- _What you will do_
Return the material below in full and exactly.

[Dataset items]
* * *

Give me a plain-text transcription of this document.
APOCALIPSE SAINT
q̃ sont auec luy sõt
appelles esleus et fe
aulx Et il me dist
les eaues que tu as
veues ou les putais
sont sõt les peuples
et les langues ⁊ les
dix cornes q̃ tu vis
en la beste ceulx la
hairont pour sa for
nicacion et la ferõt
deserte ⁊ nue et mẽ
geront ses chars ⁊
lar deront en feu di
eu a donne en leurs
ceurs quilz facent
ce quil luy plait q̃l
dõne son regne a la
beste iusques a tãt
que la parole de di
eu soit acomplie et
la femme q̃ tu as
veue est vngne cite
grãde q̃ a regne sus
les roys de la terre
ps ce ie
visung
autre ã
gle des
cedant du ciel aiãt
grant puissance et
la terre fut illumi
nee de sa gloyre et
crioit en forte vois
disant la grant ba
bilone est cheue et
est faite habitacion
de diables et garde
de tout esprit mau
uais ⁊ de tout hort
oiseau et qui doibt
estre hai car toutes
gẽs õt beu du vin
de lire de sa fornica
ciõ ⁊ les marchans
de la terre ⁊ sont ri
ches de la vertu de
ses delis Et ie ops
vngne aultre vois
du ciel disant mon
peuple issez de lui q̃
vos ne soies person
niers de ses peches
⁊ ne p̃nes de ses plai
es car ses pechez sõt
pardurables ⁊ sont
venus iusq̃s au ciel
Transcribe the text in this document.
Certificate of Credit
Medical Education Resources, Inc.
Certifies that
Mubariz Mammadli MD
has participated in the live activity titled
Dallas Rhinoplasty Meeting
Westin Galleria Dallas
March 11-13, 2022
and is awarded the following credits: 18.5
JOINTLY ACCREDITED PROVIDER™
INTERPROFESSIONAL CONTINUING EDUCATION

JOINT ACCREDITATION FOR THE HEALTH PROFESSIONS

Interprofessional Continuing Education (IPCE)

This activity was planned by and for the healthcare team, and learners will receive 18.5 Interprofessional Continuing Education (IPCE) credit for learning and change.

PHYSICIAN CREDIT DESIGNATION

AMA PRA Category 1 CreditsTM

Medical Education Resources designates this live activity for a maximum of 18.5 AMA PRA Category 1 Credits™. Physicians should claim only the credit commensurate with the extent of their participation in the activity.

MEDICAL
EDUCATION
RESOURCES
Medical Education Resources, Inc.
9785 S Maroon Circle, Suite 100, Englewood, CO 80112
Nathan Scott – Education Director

* * *

- _Correct response_
Give me a plain-text transcription of this document.
APOCALIPSE SAINT
q̃ sont auec luy sõt
appelles esleus et fe
aulx Et il me dist
les eaues que tu as
veues ou les putais
sont sõt les peuples
et les langues ⁊ les
dix cornes q̃ tu vis
en la beste ceulx la
hairont pour sa for
nicacion et la ferõt
deserte ⁊ nue et mẽ
geront ses chars ⁊
lar deront en feu di
eu a donne en leurs
ceurs quilz facent
ce quil luy plait q̃l
dõne son regne a la
beste iusques a tãt
que la parole de di
eu soit acomplie et
la femme q̃ tu as
veue est vngne cite
grãde q̃ a regne sus
les roys de la terre
ps ce ie
visung
autre ã
gle des
cedant du ciel aiãt
grant puissance et
la terre fut illumi
nee de sa gloyre et
crioit en forte vois
disant la grant ba
bilone est cheue et
est faite habitacion
de diables et garde
de tout esprit mau
uais ⁊ de tout hort
oiseau et qui doibt
estre hai car toutes
gẽs õt beu du vin
de lire de sa fornica
ciõ ⁊ les marchans
de la terre ⁊ sont ri
ches de la vertu de
ses delis Et ie ops
vngne aultre vois
du ciel disant mon
peuple issez de lui q̃
vos ne soies person
niers de ses peches
⁊ ne p̃nes de ses plai
es car ses pechez sõt
pardurables ⁊ sont
venus iusq̃s au ciel
Transcribe the text in this document.
Certificate of Credit
Medical Education Resources, Inc.
Certifies that
Mubariz Mammadli MD
has participated in the live activity titled
Dallas Rhinoplasty Meeting
Westin Galleria Dallas
March 11-13, 2022
and is awarded the following credits: 18.5
JOINTLY ACCREDITED PROVIDER™
INTERPROFESSIONAL CONTINUING EDUCATION

JOINT ACCREDITATION FOR THE HEALTH PROFESSIONS

Interprofessional Continuing Education (IPCE)

This activity was planned by and for the healthcare team, and learners will receive 18.5 Interprofessional Continuing Education (IPCE) credit for learning and change.

PHYSICIAN CREDIT DESIGNATION

AMA PRA Category 1 CreditsTM

Medical Education Resources designates this live activity for a maximum of 18.5 AMA PRA Category 1 Credits™. Physicians should claim only the credit commensurate with the extent of their participation in the activity.

MEDICAL
EDUCATION
RESOURCES
Medical Education Resources, Inc.
9785 S Maroon Circle, Suite 100, Englewood, CO 80112
Nathan Scott – Education Director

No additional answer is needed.